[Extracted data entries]
((

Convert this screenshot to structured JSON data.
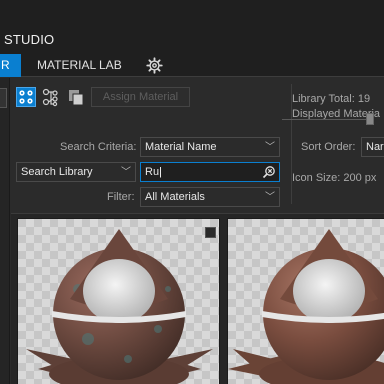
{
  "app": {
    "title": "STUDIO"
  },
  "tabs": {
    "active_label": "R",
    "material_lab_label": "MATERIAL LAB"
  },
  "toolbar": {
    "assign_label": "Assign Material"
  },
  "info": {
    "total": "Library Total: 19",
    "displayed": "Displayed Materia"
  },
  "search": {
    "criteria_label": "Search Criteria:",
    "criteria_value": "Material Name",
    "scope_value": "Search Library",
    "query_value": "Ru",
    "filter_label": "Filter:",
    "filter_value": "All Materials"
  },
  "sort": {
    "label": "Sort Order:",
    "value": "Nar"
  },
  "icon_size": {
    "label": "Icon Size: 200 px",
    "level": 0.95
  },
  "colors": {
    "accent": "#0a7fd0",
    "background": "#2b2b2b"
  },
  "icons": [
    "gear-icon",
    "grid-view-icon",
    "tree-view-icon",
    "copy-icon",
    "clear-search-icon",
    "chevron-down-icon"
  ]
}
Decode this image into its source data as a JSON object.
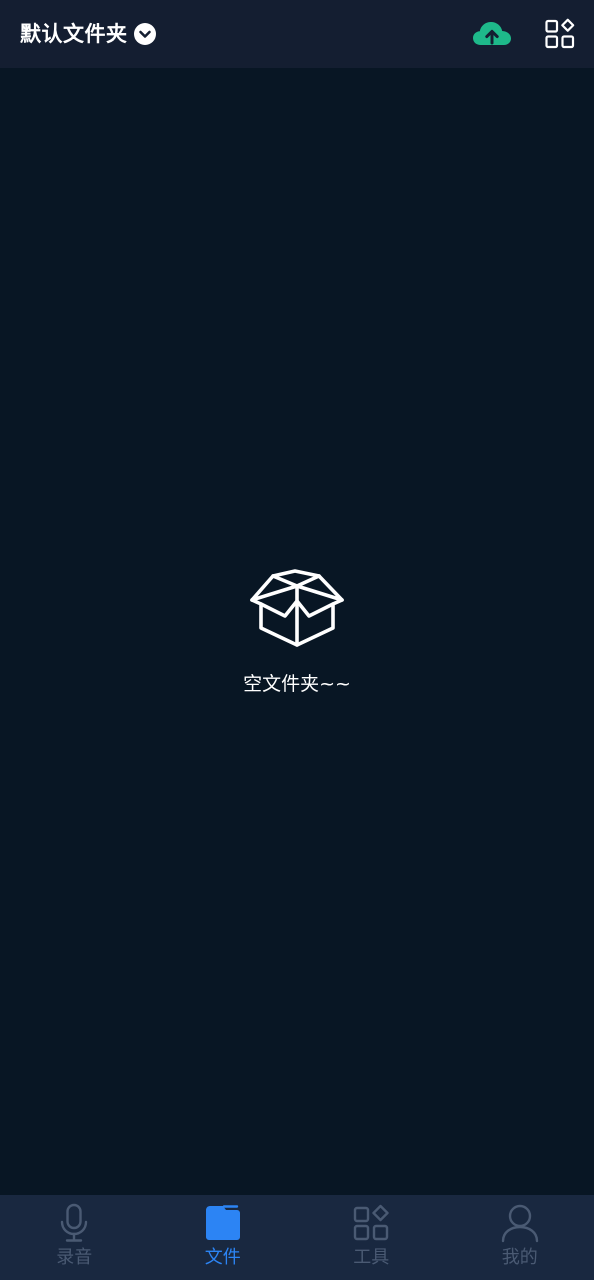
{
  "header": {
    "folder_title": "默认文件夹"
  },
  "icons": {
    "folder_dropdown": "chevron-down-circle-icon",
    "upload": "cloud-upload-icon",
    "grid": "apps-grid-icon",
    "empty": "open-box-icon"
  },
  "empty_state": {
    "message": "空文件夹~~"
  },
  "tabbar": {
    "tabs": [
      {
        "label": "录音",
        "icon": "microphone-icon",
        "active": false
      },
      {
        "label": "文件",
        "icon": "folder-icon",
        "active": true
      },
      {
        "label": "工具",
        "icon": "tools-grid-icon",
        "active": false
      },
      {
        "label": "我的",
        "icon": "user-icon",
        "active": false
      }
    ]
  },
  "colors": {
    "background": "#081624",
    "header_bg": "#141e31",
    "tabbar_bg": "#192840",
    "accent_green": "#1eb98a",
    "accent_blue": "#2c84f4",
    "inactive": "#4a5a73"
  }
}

))
((

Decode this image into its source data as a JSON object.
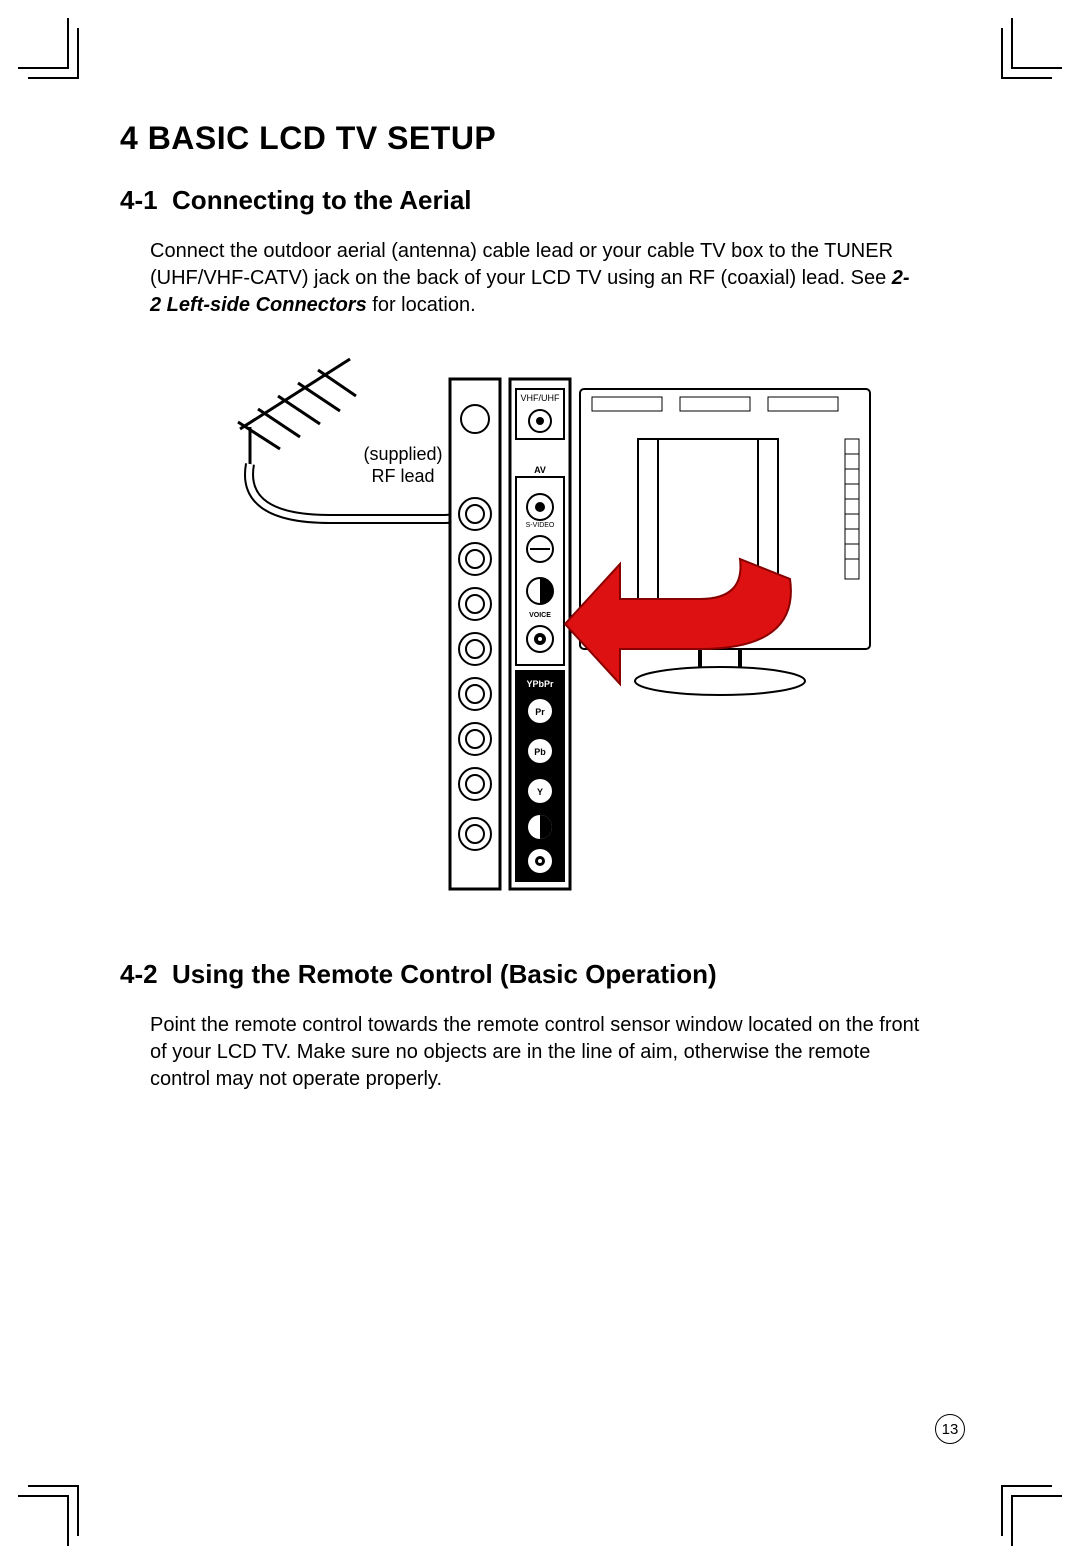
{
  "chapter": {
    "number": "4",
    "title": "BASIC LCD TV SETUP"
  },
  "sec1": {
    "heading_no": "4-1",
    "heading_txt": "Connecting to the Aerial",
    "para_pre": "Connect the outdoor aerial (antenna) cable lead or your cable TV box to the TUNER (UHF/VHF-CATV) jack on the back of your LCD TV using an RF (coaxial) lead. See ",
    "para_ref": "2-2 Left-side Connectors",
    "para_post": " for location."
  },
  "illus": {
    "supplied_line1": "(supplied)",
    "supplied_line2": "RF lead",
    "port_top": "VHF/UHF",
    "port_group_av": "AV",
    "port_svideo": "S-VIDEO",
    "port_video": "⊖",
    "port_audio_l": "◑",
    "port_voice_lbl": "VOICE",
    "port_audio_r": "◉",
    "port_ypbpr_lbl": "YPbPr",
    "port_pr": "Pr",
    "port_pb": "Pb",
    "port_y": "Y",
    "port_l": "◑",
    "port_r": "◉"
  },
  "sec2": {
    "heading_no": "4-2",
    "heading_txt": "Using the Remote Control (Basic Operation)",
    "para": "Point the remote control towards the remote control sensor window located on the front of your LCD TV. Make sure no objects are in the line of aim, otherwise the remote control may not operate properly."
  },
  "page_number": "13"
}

))
((

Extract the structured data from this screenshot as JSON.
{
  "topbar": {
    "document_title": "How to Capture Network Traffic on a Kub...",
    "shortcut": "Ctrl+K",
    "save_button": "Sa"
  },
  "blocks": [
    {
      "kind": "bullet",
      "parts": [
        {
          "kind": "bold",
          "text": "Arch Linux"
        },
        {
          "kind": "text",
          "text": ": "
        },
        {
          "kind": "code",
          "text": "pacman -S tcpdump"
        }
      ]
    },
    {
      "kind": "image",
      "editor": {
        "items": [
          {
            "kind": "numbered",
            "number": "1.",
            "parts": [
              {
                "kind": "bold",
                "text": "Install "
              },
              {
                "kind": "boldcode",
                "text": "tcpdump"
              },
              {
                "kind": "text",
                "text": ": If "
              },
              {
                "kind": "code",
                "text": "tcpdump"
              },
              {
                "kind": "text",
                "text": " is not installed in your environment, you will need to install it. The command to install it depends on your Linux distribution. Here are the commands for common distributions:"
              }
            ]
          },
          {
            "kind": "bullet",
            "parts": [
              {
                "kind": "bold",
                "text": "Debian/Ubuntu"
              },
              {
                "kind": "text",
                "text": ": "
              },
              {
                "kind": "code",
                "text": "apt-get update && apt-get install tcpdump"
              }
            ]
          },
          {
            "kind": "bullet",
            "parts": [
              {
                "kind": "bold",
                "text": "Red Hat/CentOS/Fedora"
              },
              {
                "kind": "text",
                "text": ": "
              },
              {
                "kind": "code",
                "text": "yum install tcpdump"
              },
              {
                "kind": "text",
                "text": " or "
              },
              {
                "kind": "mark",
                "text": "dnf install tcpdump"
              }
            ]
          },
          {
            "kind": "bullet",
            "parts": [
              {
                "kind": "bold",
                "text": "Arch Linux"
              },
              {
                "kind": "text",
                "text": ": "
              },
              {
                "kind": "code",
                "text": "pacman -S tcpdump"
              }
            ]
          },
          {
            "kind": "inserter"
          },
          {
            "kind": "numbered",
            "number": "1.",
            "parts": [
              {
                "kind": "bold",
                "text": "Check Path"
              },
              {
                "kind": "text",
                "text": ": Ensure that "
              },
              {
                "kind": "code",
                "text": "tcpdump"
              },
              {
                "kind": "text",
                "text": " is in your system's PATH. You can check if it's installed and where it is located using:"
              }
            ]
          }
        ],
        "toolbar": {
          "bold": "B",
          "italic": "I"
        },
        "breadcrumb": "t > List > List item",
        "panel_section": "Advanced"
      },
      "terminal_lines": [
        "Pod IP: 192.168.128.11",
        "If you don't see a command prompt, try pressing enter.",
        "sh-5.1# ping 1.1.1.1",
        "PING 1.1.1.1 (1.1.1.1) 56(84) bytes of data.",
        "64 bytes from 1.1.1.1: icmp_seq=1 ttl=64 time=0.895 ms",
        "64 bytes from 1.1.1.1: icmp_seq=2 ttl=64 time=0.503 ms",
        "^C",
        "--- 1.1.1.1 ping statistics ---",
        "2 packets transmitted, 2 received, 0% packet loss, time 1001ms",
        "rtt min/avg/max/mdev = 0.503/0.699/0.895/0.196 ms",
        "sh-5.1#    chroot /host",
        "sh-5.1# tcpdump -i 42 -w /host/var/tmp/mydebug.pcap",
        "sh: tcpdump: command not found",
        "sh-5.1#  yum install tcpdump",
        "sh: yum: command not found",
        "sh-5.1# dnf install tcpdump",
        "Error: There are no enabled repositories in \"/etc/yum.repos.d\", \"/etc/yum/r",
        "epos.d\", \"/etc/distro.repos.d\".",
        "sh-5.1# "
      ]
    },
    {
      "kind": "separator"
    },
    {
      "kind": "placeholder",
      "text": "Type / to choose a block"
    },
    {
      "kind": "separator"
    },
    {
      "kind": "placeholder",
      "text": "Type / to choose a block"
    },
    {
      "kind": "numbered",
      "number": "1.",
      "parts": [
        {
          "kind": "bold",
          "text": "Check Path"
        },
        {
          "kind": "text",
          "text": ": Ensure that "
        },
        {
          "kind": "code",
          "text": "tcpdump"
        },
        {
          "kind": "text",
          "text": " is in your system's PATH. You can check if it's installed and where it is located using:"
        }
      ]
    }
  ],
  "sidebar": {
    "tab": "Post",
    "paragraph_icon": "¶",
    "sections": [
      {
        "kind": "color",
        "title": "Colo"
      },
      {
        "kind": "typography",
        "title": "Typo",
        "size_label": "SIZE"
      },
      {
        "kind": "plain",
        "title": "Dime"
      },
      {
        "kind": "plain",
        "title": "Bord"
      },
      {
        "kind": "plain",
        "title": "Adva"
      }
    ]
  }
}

))

Aim
Tell how many lines in the records above contain "command", giving the number and no other words.

The reply
4